Figure collection entries =>
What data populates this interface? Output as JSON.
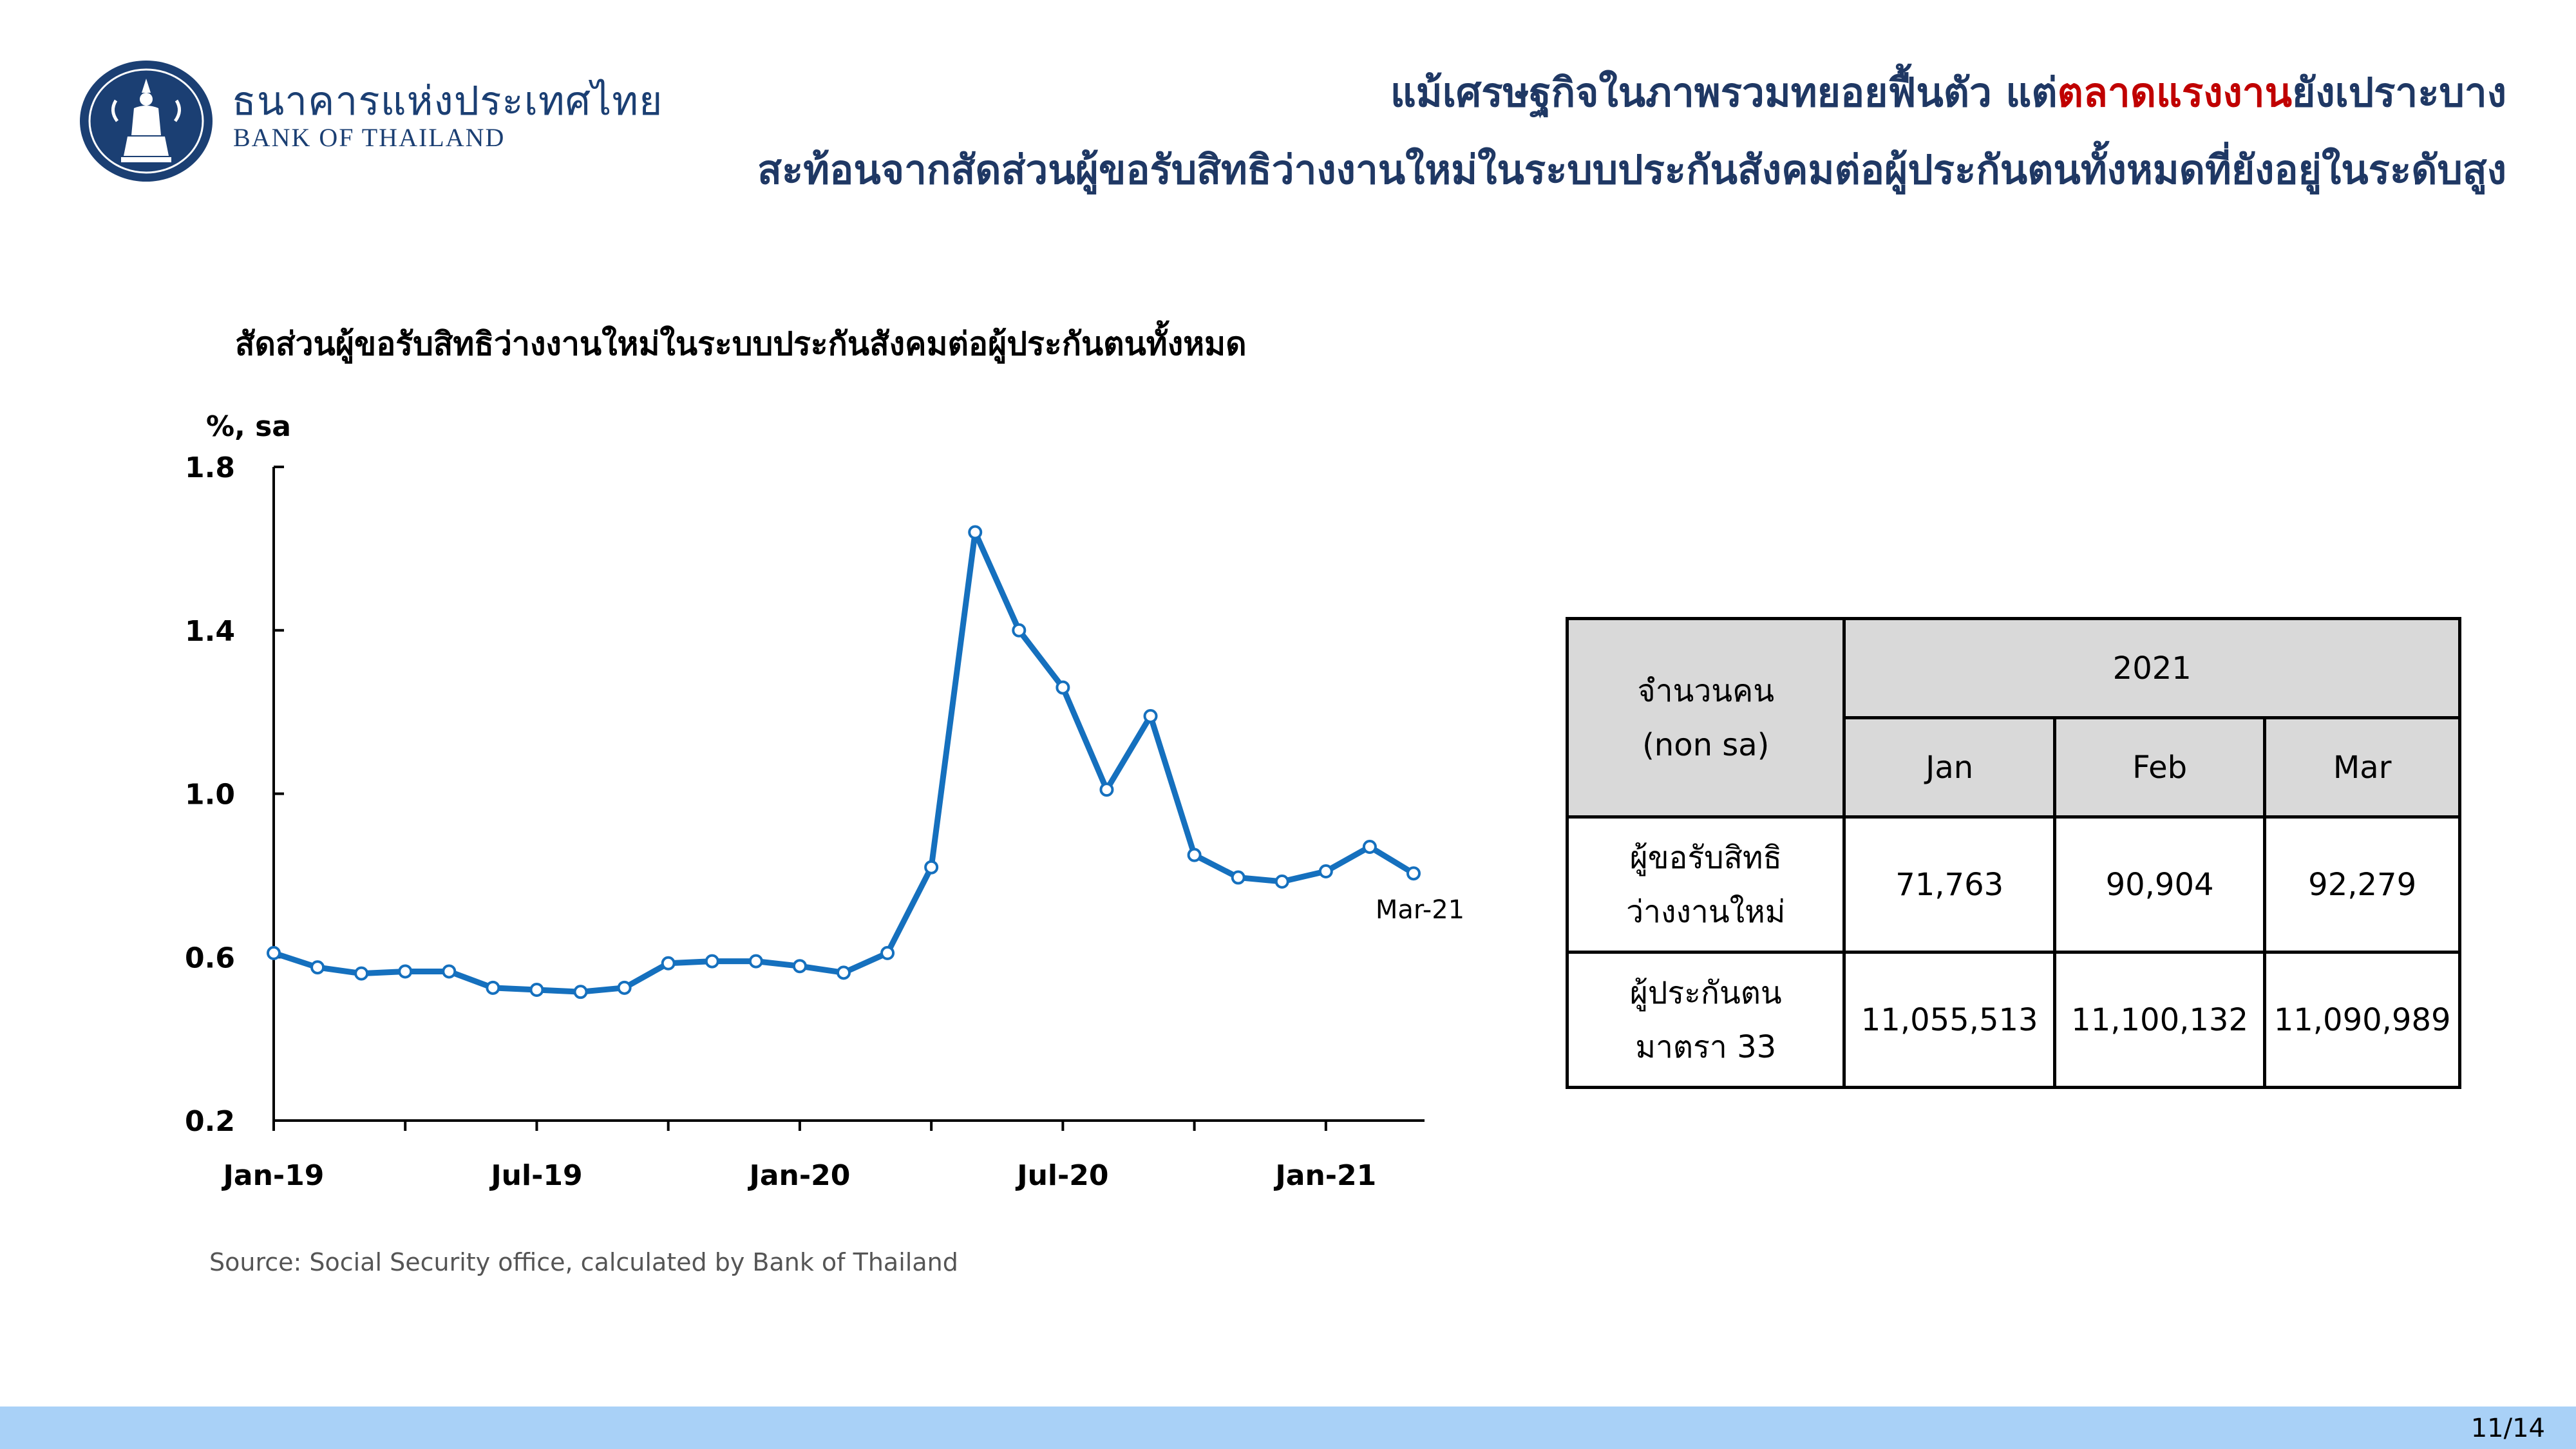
{
  "header": {
    "org_name_th": "ธนาคารแห่งประเทศไทย",
    "org_name_en": "BANK OF THAILAND",
    "headline_line1_a": "แม้เศรษฐกิจในภาพรวมทยอยฟื้นตัว แต่",
    "headline_line1_highlight": "ตลาดแรงงาน",
    "headline_line1_b": "ยังเปราะบาง",
    "headline_line2": "สะท้อนจากสัดส่วนผู้ขอรับสิทธิว่างงานใหม่ในระบบประกันสังคมต่อผู้ประกันตนทั้งหมดที่ยังอยู่ในระดับสูง",
    "highlight_color": "#c00000",
    "text_color": "#1f3864"
  },
  "chart_data": {
    "type": "line",
    "title": "สัดส่วนผู้ขอรับสิทธิว่างงานใหม่ในระบบประกันสังคมต่อผู้ประกันตนทั้งหมด",
    "ylabel": "%, sa",
    "xlabel": "",
    "ylim": [
      0.2,
      1.8
    ],
    "yticks": [
      "0.2",
      "0.6",
      "1.0",
      "1.4",
      "1.8"
    ],
    "x": [
      "Jan-19",
      "Feb-19",
      "Mar-19",
      "Apr-19",
      "May-19",
      "Jun-19",
      "Jul-19",
      "Aug-19",
      "Sep-19",
      "Oct-19",
      "Nov-19",
      "Dec-19",
      "Jan-20",
      "Feb-20",
      "Mar-20",
      "Apr-20",
      "May-20",
      "Jun-20",
      "Jul-20",
      "Aug-20",
      "Sep-20",
      "Oct-20",
      "Nov-20",
      "Dec-20",
      "Jan-21",
      "Feb-21",
      "Mar-21"
    ],
    "xticklabels": [
      {
        "index": 0,
        "label": "Jan-19"
      },
      {
        "index": 6,
        "label": "Jul-19"
      },
      {
        "index": 12,
        "label": "Jan-20"
      },
      {
        "index": 18,
        "label": "Jul-20"
      },
      {
        "index": 24,
        "label": "Jan-21"
      }
    ],
    "series": [
      {
        "values": [
          0.61,
          0.575,
          0.56,
          0.565,
          0.565,
          0.525,
          0.52,
          0.515,
          0.525,
          0.585,
          0.59,
          0.59,
          0.578,
          0.562,
          0.61,
          0.82,
          1.64,
          1.4,
          1.26,
          1.01,
          1.19,
          0.85,
          0.795,
          0.785,
          0.81,
          0.87,
          0.805
        ],
        "color": "#1570be"
      }
    ],
    "end_label": "Mar-21",
    "grid": false,
    "legend": "none"
  },
  "table": {
    "header_label_line1": "จำนวนคน",
    "header_label_line2": "(non sa)",
    "year": "2021",
    "months": [
      "Jan",
      "Feb",
      "Mar"
    ],
    "rows": [
      {
        "label_line1": "ผู้ขอรับสิทธิ",
        "label_line2": "ว่างงานใหม่",
        "values": [
          "71,763",
          "90,904",
          "92,279"
        ]
      },
      {
        "label_line1": "ผู้ประกันตน",
        "label_line2": "มาตรา 33",
        "values": [
          "11,055,513",
          "11,100,132",
          "11,090,989"
        ]
      }
    ]
  },
  "source": "Source: Social Security office, calculated by Bank of Thailand",
  "page_number": "11/14"
}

Aim => Extract all lines of the records above that include "index".

Exercise solution =>
        "index": 0,
        "index": 6,
        "index": 12,
        "index": 18,
        "index": 24,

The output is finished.